[STATED PROBLEM] All lines featuring the string "individual" are to be listed.

[Saved entries]
"""

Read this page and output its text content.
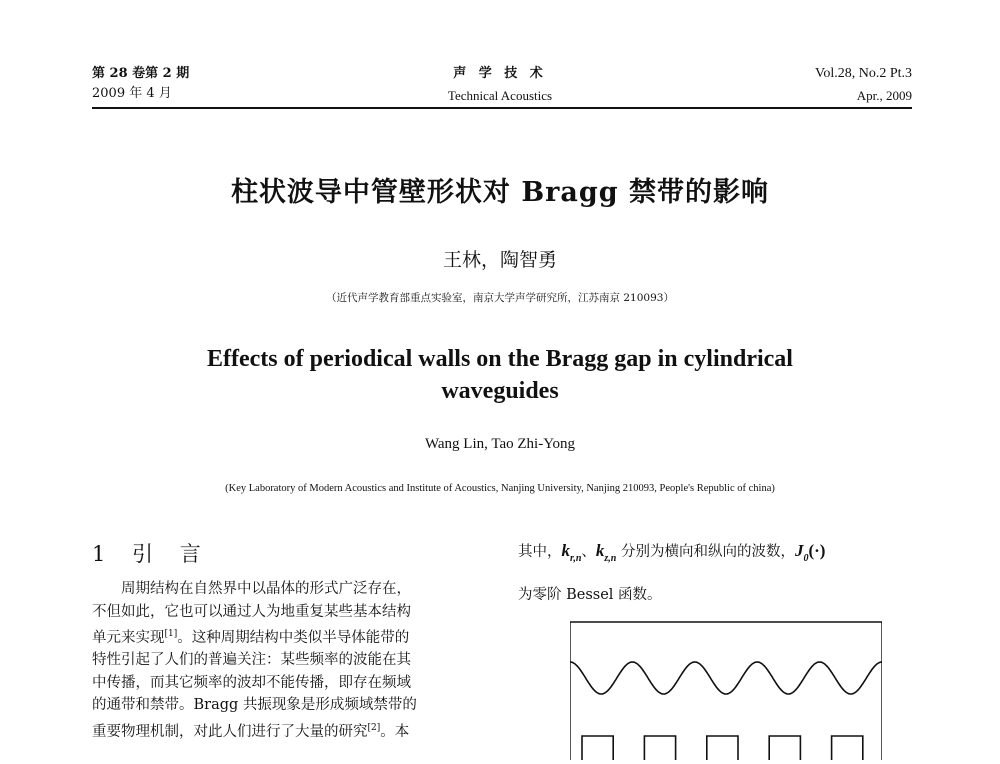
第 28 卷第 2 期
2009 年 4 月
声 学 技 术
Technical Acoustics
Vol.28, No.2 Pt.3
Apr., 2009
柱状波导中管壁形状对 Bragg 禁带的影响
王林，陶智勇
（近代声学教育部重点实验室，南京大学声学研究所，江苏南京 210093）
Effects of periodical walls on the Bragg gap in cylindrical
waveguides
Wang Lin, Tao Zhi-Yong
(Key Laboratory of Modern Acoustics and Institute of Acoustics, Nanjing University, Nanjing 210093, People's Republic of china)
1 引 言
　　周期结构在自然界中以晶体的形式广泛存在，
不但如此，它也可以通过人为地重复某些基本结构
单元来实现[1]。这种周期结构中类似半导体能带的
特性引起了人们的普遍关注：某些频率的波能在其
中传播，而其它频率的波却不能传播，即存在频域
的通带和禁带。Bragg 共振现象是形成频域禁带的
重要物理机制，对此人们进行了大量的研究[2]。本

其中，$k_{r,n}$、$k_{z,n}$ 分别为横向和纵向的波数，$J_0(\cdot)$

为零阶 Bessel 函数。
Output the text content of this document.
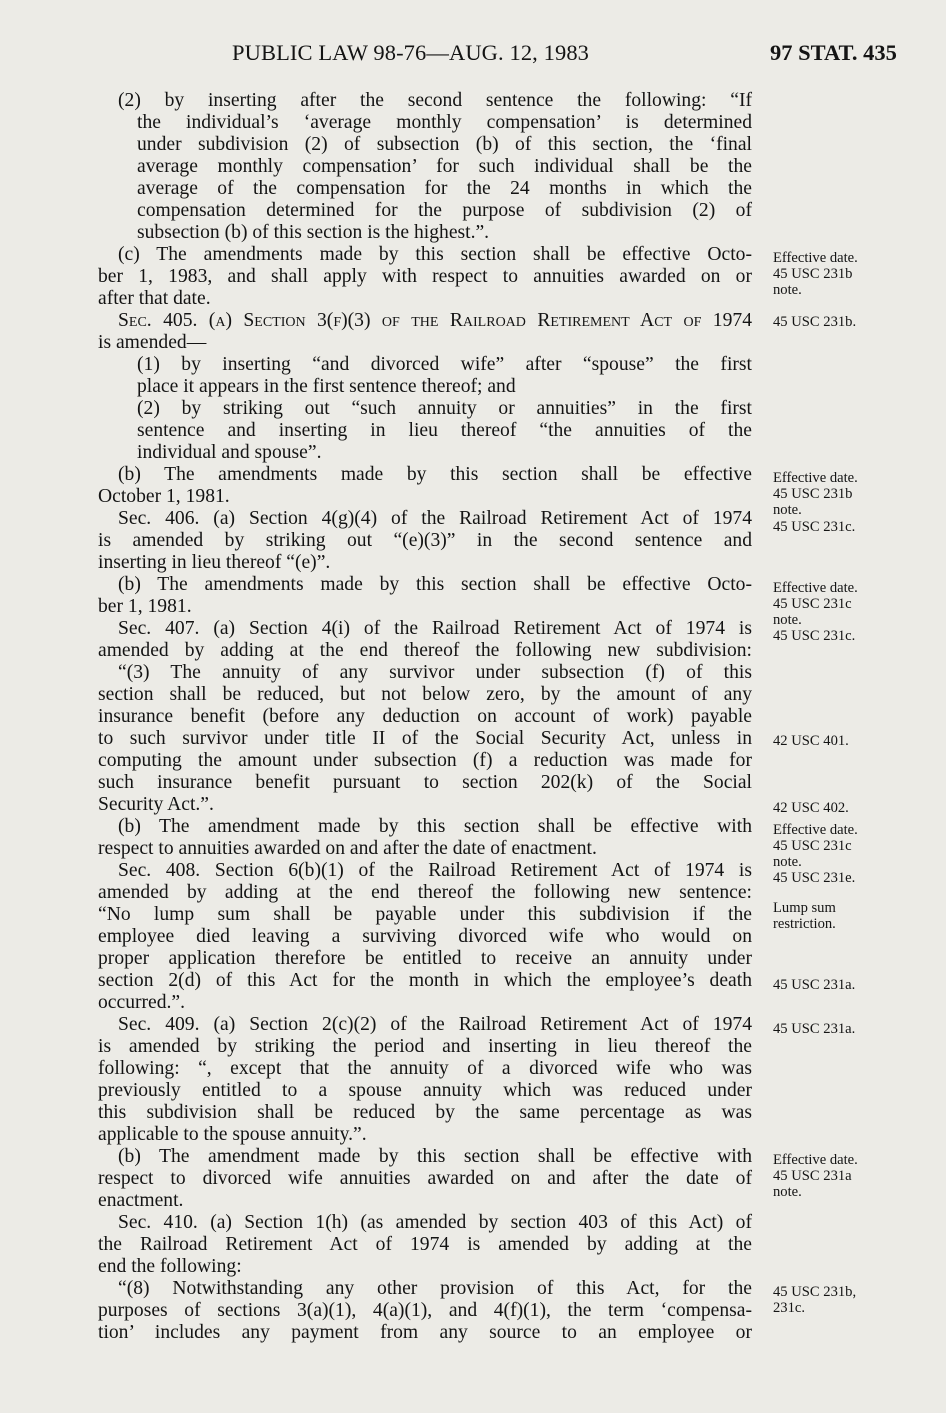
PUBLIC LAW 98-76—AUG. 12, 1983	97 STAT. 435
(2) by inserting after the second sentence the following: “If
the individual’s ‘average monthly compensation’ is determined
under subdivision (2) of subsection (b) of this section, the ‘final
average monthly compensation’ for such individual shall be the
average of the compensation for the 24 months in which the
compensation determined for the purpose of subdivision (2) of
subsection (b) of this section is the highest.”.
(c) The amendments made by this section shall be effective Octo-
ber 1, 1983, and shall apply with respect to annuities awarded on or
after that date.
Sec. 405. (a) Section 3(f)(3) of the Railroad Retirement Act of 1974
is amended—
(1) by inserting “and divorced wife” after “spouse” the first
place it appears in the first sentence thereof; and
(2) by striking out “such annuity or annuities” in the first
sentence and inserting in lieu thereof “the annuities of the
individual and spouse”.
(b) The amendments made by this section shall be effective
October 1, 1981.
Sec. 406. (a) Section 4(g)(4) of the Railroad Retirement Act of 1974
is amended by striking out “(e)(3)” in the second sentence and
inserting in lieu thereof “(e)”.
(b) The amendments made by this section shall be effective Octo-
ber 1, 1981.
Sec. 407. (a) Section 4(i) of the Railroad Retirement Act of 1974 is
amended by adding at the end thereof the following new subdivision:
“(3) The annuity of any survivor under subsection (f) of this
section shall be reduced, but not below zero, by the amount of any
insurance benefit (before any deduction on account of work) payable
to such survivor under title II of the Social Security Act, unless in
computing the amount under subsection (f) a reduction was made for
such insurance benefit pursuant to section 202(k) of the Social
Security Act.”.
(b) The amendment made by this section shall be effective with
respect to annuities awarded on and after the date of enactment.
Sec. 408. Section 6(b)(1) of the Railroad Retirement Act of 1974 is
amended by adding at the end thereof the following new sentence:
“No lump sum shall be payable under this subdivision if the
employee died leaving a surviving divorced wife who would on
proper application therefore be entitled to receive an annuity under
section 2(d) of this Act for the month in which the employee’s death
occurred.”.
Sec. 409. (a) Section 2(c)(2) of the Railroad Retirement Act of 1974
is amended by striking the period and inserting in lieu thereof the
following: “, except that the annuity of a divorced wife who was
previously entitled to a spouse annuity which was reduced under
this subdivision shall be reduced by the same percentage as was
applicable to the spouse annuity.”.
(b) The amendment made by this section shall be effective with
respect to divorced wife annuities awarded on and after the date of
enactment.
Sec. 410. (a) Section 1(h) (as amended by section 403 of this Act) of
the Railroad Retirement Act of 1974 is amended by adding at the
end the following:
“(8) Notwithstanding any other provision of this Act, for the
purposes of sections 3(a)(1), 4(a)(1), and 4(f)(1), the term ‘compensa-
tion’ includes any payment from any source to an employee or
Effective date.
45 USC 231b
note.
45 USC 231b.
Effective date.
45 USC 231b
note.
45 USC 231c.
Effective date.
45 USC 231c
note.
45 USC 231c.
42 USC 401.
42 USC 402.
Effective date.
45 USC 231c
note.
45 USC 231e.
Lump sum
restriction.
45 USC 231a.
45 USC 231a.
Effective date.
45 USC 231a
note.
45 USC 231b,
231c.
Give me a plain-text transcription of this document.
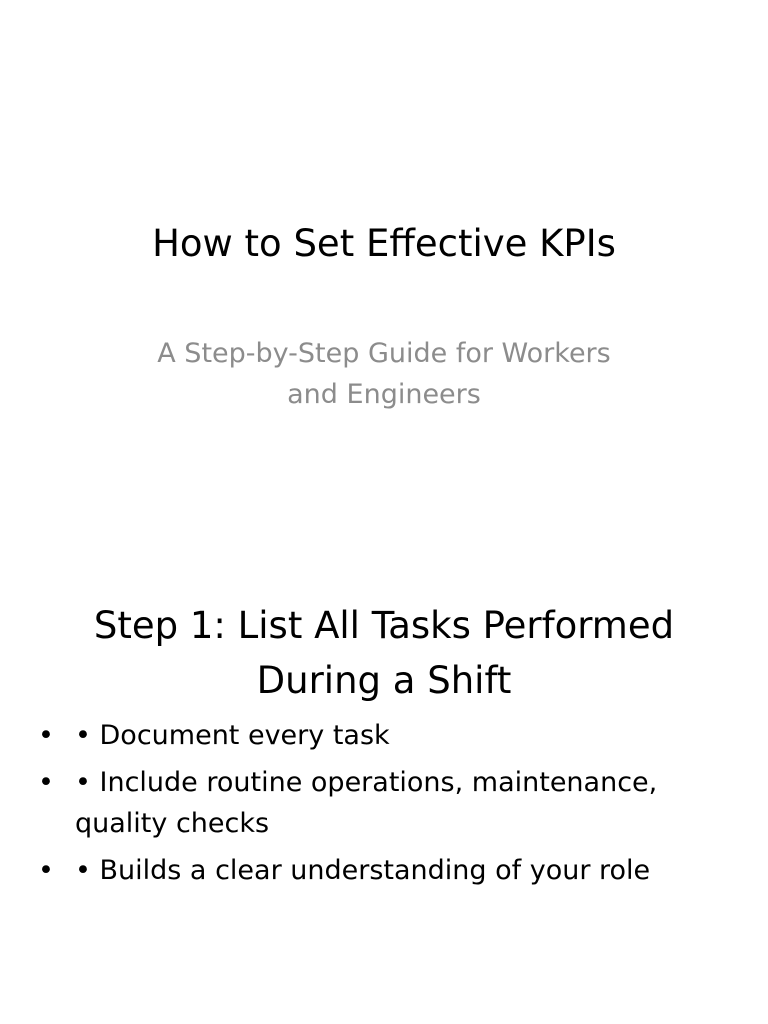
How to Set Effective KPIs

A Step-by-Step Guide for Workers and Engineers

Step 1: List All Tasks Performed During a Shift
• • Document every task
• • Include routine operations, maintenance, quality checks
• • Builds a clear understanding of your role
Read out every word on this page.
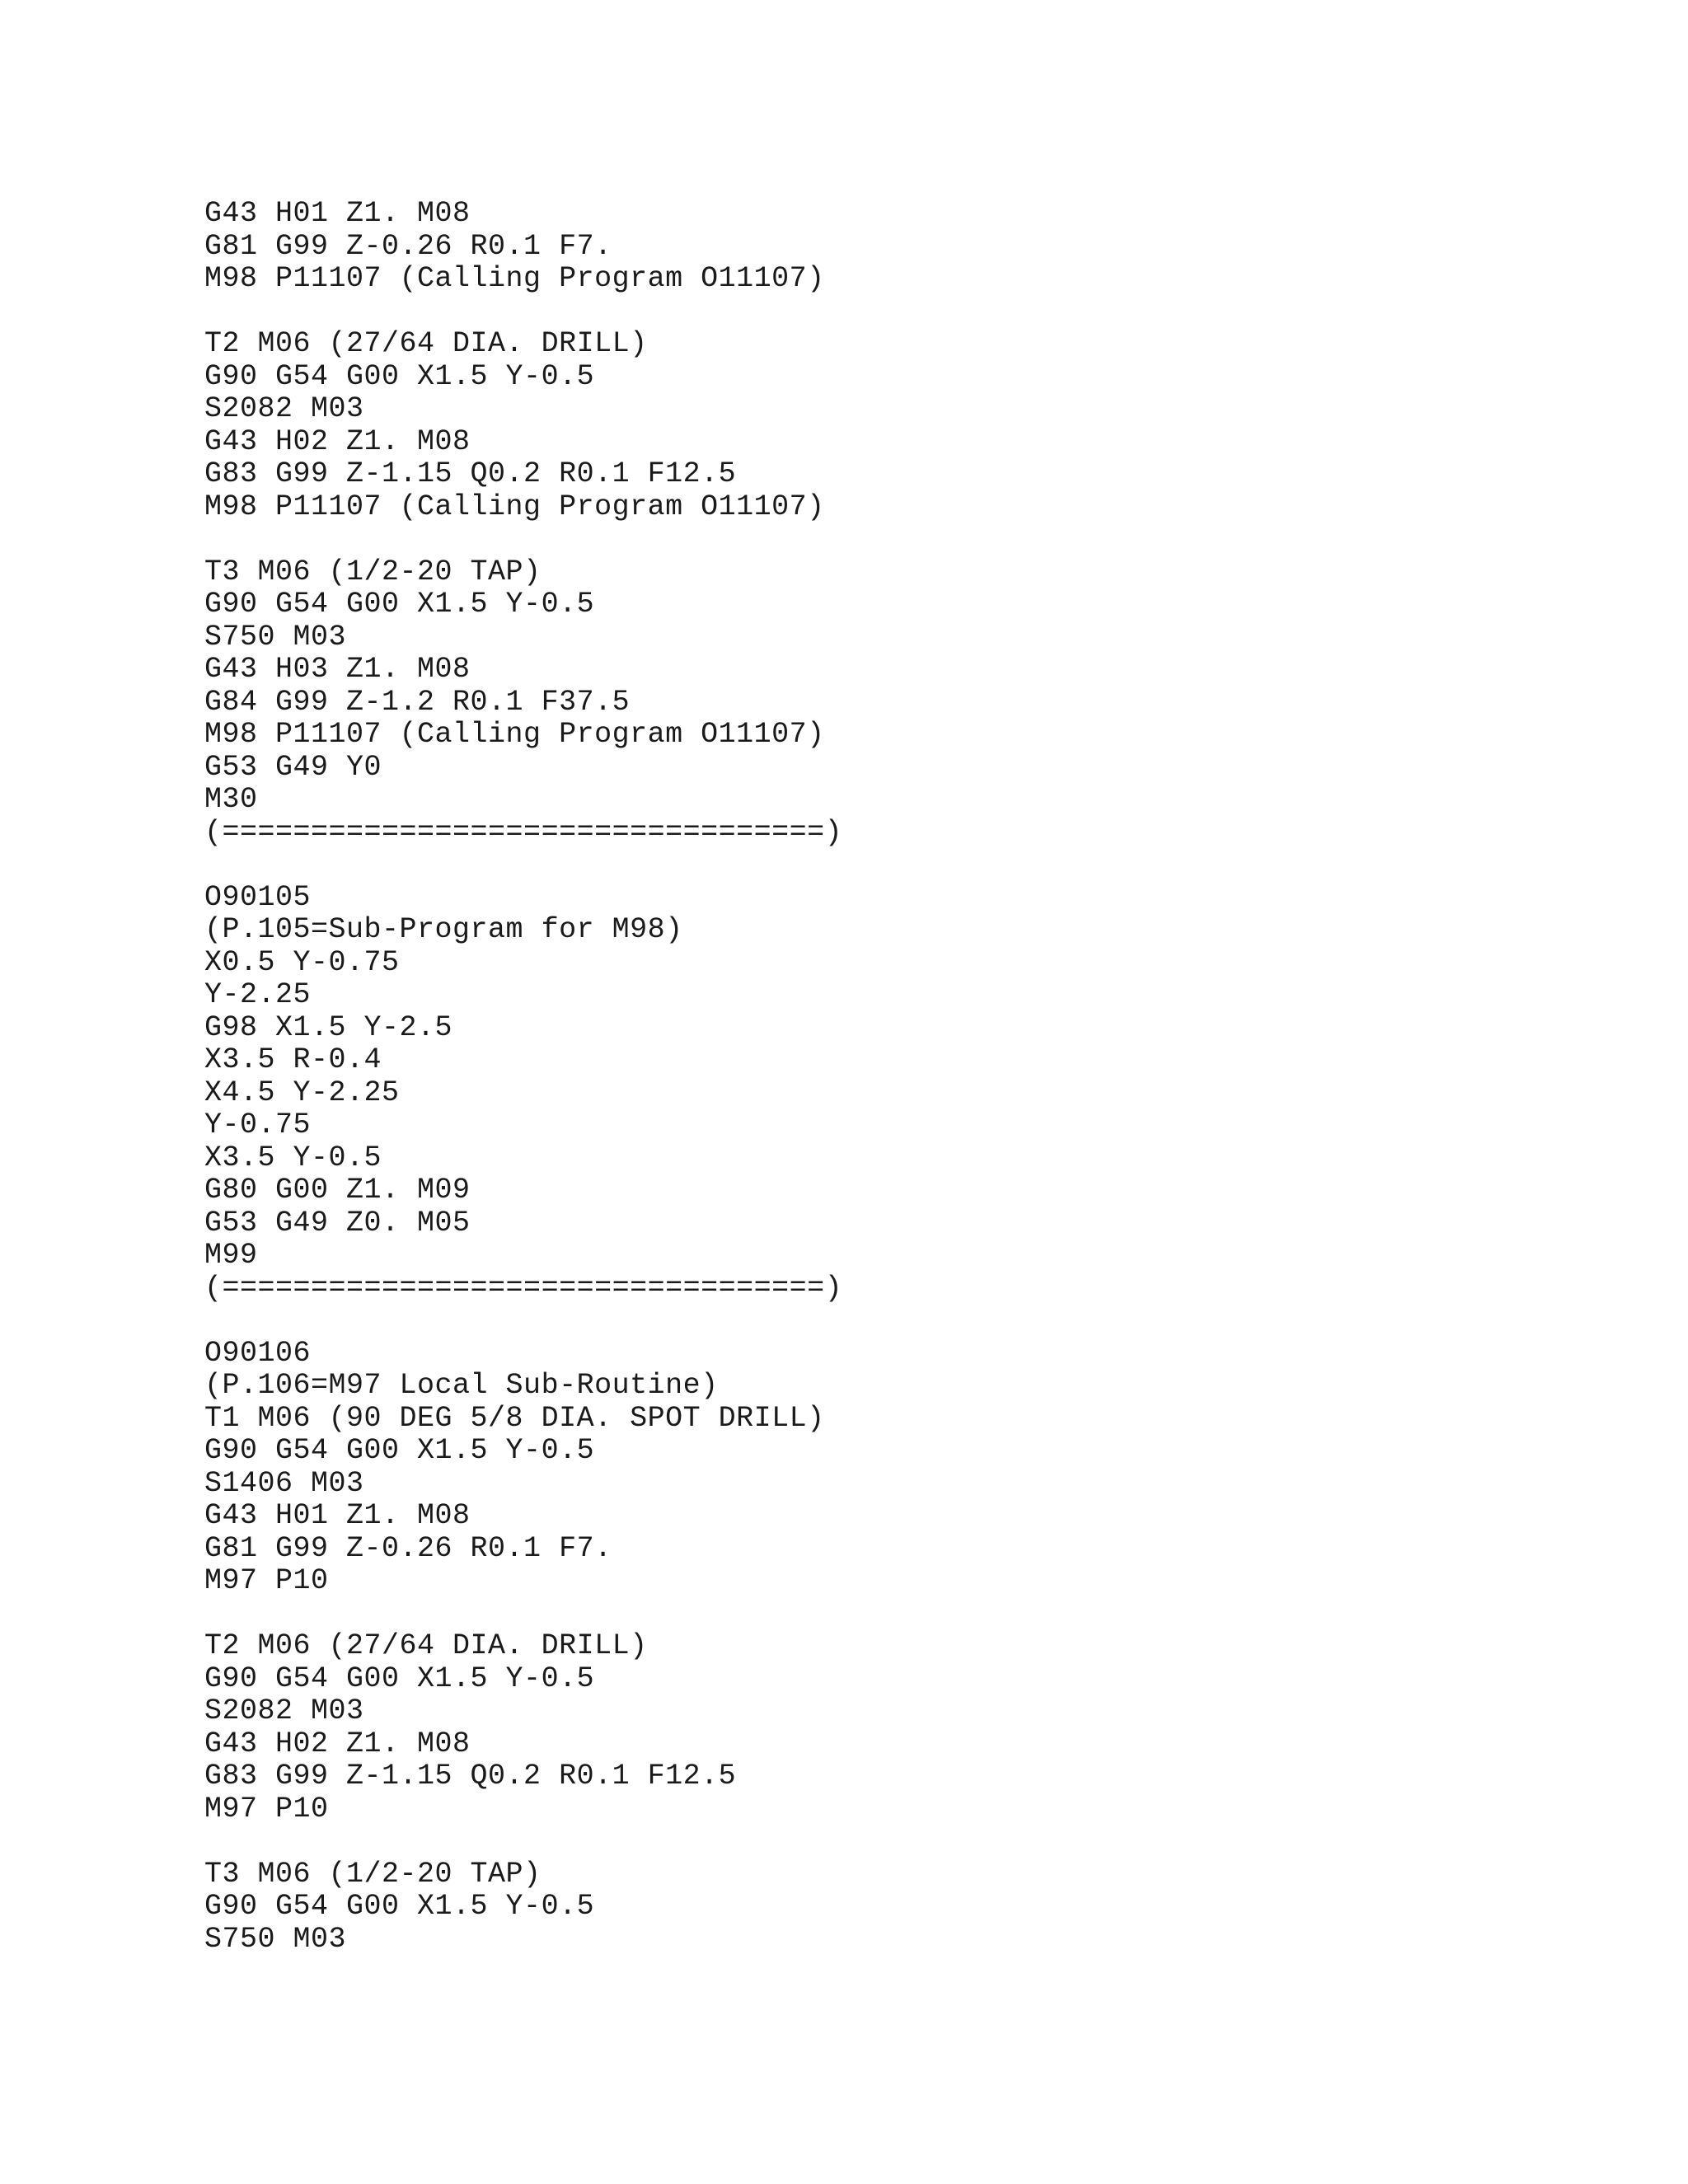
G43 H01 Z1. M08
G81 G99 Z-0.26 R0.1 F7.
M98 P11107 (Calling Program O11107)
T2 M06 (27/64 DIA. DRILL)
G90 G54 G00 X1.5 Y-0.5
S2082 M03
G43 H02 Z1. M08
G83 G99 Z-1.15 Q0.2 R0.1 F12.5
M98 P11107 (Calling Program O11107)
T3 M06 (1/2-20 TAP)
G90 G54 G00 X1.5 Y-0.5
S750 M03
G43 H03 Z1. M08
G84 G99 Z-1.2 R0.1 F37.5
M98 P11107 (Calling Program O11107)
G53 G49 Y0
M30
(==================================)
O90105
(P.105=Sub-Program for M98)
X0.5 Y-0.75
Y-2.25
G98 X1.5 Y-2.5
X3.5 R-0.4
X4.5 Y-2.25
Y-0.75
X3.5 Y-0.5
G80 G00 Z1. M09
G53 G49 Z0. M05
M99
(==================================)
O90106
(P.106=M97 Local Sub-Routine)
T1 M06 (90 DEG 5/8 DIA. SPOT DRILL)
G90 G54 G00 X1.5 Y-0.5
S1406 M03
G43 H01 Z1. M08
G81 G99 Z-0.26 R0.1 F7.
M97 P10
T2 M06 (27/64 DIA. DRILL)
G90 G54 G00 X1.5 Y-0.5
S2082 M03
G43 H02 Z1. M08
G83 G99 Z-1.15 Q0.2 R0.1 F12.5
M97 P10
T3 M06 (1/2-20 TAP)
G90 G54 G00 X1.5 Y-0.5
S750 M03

"""

[EXERCISE ANSWER]
the individual’s ‘average monthly compensation’ is determined
average monthly compensation’ for such individual shall be the
individual and spouse”.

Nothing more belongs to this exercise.